From the listing below, extract each line containing the string "users".
• • •
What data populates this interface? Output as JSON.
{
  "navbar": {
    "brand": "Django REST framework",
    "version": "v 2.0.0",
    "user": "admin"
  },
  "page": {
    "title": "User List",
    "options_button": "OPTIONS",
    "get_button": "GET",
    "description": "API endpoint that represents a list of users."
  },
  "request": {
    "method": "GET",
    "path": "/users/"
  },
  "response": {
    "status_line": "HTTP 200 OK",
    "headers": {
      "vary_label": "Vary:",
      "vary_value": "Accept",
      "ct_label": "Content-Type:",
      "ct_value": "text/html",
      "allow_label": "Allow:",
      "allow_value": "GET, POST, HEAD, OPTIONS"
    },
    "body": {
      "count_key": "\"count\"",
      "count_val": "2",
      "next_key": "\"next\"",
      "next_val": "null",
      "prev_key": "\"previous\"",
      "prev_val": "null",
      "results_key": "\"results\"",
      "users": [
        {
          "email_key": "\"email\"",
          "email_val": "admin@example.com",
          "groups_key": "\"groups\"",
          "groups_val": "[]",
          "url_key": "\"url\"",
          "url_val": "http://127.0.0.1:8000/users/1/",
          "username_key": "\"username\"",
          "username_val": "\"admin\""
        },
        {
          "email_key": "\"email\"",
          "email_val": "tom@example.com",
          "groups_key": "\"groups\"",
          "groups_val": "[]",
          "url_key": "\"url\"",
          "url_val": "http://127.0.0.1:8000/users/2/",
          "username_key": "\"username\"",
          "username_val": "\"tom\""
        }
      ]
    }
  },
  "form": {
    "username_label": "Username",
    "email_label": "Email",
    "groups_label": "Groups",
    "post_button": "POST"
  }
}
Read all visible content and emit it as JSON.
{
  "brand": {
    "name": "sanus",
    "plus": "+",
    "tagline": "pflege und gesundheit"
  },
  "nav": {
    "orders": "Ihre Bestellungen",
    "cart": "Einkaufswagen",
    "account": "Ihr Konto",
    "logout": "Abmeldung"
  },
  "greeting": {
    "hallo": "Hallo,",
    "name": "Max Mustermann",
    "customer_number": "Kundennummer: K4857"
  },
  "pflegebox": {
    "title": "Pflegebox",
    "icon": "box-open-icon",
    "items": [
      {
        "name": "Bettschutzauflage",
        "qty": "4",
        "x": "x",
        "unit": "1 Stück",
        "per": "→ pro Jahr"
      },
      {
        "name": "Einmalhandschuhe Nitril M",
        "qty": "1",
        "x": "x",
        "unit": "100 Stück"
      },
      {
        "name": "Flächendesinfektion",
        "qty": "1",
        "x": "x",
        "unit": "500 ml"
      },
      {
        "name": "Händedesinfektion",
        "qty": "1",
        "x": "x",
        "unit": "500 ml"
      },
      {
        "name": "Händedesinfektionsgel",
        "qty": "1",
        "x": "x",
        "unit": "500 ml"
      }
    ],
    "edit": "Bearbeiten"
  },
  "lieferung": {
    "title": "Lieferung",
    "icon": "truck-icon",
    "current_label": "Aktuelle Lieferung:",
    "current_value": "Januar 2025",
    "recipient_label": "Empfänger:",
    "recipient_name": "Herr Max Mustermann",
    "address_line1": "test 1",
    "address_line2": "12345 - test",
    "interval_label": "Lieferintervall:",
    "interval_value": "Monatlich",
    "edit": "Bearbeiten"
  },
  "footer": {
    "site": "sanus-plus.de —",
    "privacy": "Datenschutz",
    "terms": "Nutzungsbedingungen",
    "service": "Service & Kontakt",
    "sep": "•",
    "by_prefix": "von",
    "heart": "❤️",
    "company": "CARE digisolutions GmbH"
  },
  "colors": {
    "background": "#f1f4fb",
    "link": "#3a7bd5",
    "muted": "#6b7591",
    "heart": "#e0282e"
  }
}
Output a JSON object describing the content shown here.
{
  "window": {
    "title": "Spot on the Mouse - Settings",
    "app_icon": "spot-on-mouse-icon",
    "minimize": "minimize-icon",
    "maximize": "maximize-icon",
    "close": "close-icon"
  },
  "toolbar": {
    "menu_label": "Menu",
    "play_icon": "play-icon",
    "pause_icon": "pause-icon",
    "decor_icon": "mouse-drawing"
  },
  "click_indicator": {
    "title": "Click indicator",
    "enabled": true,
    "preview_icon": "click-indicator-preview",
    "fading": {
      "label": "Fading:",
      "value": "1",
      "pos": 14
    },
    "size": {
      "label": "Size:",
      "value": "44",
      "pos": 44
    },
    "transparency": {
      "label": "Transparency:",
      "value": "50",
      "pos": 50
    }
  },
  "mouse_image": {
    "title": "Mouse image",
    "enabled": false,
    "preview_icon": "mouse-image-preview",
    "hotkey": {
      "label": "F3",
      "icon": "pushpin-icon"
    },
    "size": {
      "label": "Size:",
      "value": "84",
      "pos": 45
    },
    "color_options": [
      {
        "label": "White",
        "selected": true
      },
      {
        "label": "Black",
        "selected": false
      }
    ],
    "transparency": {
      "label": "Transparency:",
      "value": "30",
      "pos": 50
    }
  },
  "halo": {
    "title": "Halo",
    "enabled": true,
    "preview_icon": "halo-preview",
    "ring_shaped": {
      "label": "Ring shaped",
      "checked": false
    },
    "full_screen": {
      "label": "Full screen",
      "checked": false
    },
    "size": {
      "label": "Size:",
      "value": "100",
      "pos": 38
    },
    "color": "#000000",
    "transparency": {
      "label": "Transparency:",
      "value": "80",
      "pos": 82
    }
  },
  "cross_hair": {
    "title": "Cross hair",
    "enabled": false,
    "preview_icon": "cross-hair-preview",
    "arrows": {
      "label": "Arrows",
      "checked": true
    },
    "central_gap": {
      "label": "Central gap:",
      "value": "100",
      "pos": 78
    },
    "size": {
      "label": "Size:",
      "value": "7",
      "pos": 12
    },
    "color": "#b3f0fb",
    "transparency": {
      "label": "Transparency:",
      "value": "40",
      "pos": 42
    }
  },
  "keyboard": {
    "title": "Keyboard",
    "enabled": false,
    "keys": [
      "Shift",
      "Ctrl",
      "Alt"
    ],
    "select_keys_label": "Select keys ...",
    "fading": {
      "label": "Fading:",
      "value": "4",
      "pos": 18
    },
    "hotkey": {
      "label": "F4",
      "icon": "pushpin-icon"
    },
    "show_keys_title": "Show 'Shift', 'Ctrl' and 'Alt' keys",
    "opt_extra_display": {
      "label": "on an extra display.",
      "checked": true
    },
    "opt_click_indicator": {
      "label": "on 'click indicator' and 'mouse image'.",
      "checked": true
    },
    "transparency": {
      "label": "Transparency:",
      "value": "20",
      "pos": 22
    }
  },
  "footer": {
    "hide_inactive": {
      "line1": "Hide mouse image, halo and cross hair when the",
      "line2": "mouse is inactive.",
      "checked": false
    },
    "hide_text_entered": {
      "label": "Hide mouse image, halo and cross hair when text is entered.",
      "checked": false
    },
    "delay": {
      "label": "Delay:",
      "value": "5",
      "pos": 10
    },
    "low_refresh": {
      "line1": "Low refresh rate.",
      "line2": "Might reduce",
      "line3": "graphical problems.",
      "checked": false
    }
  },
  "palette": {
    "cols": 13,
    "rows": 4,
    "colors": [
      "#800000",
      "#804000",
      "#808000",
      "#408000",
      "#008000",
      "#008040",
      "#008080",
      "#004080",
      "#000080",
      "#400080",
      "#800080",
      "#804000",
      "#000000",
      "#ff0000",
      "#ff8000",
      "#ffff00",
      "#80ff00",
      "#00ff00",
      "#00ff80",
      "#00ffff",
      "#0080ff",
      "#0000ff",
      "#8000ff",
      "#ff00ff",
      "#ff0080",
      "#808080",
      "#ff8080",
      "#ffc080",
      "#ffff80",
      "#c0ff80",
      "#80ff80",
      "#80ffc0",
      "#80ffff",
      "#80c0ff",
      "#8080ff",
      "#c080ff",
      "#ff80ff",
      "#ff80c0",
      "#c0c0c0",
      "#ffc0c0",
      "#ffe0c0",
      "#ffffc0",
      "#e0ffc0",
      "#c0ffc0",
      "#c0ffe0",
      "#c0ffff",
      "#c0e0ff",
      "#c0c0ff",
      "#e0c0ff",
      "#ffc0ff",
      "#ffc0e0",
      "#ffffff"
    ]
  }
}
• • •
# [ANSWER FOR THE TASK]
    "description": "API endpoint that represents a list of users."
    "path": "/users/"
      "users": [
          "url_val": "http://127.0.0.1:8000/users/1/",
          "url_val": "http://127.0.0.1:8000/users/2/",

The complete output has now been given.